* _The exercise_: Every line holding the string "Pettersen" should be gathered.

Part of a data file
──────────

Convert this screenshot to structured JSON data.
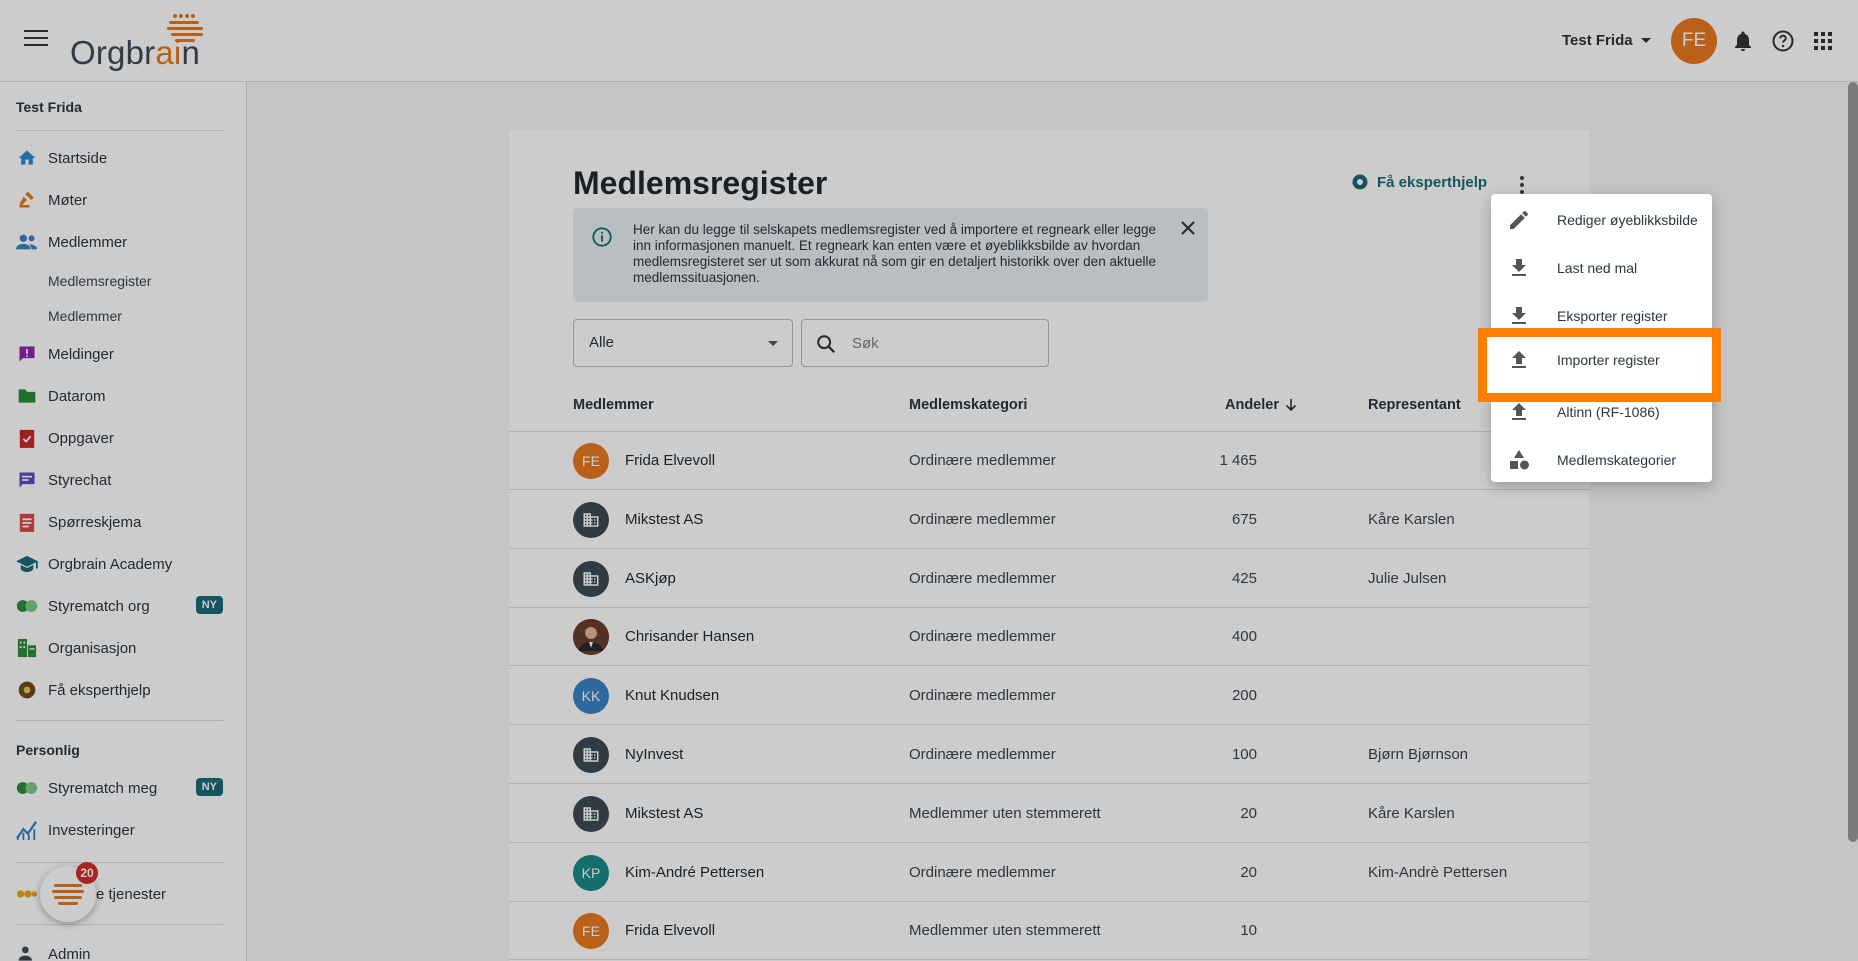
{
  "app": {
    "logo_text_a": "Orgbr",
    "logo_text_b": "ai",
    "logo_text_c": "n"
  },
  "topbar": {
    "user_name": "Test Frida",
    "avatar_initials": "FE"
  },
  "sidebar": {
    "org_name": "Test Frida",
    "items": [
      {
        "label": "Startside",
        "icon": "home-icon",
        "color": "#2a8bd1"
      },
      {
        "label": "Møter",
        "icon": "gavel-icon",
        "color": "#e87a1e"
      },
      {
        "label": "Medlemmer",
        "icon": "people-icon",
        "color": "#3b82c4"
      },
      {
        "label": "Meldinger",
        "icon": "message-alert-icon",
        "color": "#8e24aa"
      },
      {
        "label": "Datarom",
        "icon": "folder-icon",
        "color": "#2e8b3a"
      },
      {
        "label": "Oppgaver",
        "icon": "task-icon",
        "color": "#c62828"
      },
      {
        "label": "Styrechat",
        "icon": "chat-icon",
        "color": "#5b4bc4"
      },
      {
        "label": "Spørreskjema",
        "icon": "survey-icon",
        "color": "#e0464a"
      },
      {
        "label": "Orgbrain Academy",
        "icon": "academy-icon",
        "color": "#1a6b78"
      },
      {
        "label": "Styrematch org",
        "icon": "match-icon",
        "color": "#2e8b3a",
        "badge": "NY"
      },
      {
        "label": "Organisasjon",
        "icon": "organisation-icon",
        "color": "#2e8b3a"
      },
      {
        "label": "Få eksperthjelp",
        "icon": "expert-icon",
        "color": "#6d4c1f"
      }
    ],
    "sub_items": [
      "Medlemsregister",
      "Medlemmer"
    ],
    "personal_title": "Personlig",
    "personal_items": [
      {
        "label": "Styrematch meg",
        "icon": "match-icon",
        "badge": "NY"
      },
      {
        "label": "Investeringer",
        "icon": "chart-icon"
      }
    ],
    "services_label": "e tjenester",
    "admin_label": "Admin",
    "chat_badge_count": "20"
  },
  "main": {
    "title": "Medlemsregister",
    "expert_link": "Få eksperthjelp",
    "info_text": "Her kan du legge til selskapets medlemsregister ved å importere et regneark eller legge inn informasjonen manuelt. Et regneark kan enten være et øyeblikksbilde av hvordan medlemsregisteret ser ut som akkurat nå som gir en detaljert historikk over den aktuelle medlemssituasjonen.",
    "filter_value": "Alle",
    "search_placeholder": "Søk",
    "columns": {
      "members": "Medlemmer",
      "category": "Medlemskategori",
      "shares": "Andeler",
      "representative": "Representant"
    },
    "rows": [
      {
        "name": "Frida Elvevoll",
        "category": "Ordinære medlemmer",
        "shares": "1 465",
        "rep": "",
        "avatar": "FE",
        "avatar_type": "initials",
        "color": "#e87a1e"
      },
      {
        "name": "Mikstest AS",
        "category": "Ordinære medlemmer",
        "shares": "675",
        "rep": "Kåre Karslen",
        "avatar": "",
        "avatar_type": "building",
        "color": "#3d4a57"
      },
      {
        "name": "ASKjøp",
        "category": "Ordinære medlemmer",
        "shares": "425",
        "rep": "Julie Julsen",
        "avatar": "",
        "avatar_type": "building",
        "color": "#3d4a57"
      },
      {
        "name": "Chrisander Hansen",
        "category": "Ordinære medlemmer",
        "shares": "400",
        "rep": "",
        "avatar": "",
        "avatar_type": "photo",
        "color": "#7a4a3a"
      },
      {
        "name": "Knut Knudsen",
        "category": "Ordinære medlemmer",
        "shares": "200",
        "rep": "",
        "avatar": "KK",
        "avatar_type": "initials",
        "color": "#3b82c4"
      },
      {
        "name": "NyInvest",
        "category": "Ordinære medlemmer",
        "shares": "100",
        "rep": "Bjørn Bjørnson",
        "avatar": "",
        "avatar_type": "building",
        "color": "#3d4a57"
      },
      {
        "name": "Mikstest AS",
        "category": "Medlemmer uten stemmerett",
        "shares": "20",
        "rep": "Kåre Karslen",
        "avatar": "",
        "avatar_type": "building",
        "color": "#3d4a57"
      },
      {
        "name": "Kim-André Pettersen",
        "category": "Ordinære medlemmer",
        "shares": "20",
        "rep": "Kim-Andrè Pettersen",
        "avatar": "KP",
        "avatar_type": "initials",
        "color": "#1a8a8a"
      },
      {
        "name": "Frida Elvevoll",
        "category": "Medlemmer uten stemmerett",
        "shares": "10",
        "rep": "",
        "avatar": "FE",
        "avatar_type": "initials",
        "color": "#e87a1e"
      }
    ]
  },
  "menu": {
    "items": [
      {
        "label": "Rediger øyeblikksbilde",
        "icon": "pencil-icon"
      },
      {
        "label": "Last ned mal",
        "icon": "download-icon"
      },
      {
        "label": "Eksporter register",
        "icon": "download-icon"
      },
      {
        "label": "Importer register",
        "icon": "upload-icon",
        "highlighted": true
      },
      {
        "label": "Altinn (RF-1086)",
        "icon": "upload-icon"
      },
      {
        "label": "Medlemskategorier",
        "icon": "shapes-icon"
      }
    ],
    "highlight_color": "#ff8000"
  }
}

──────────

* _Problem solution_:
        "name": "Kim-André Pettersen",
        "rep": "Kim-Andrè Pettersen",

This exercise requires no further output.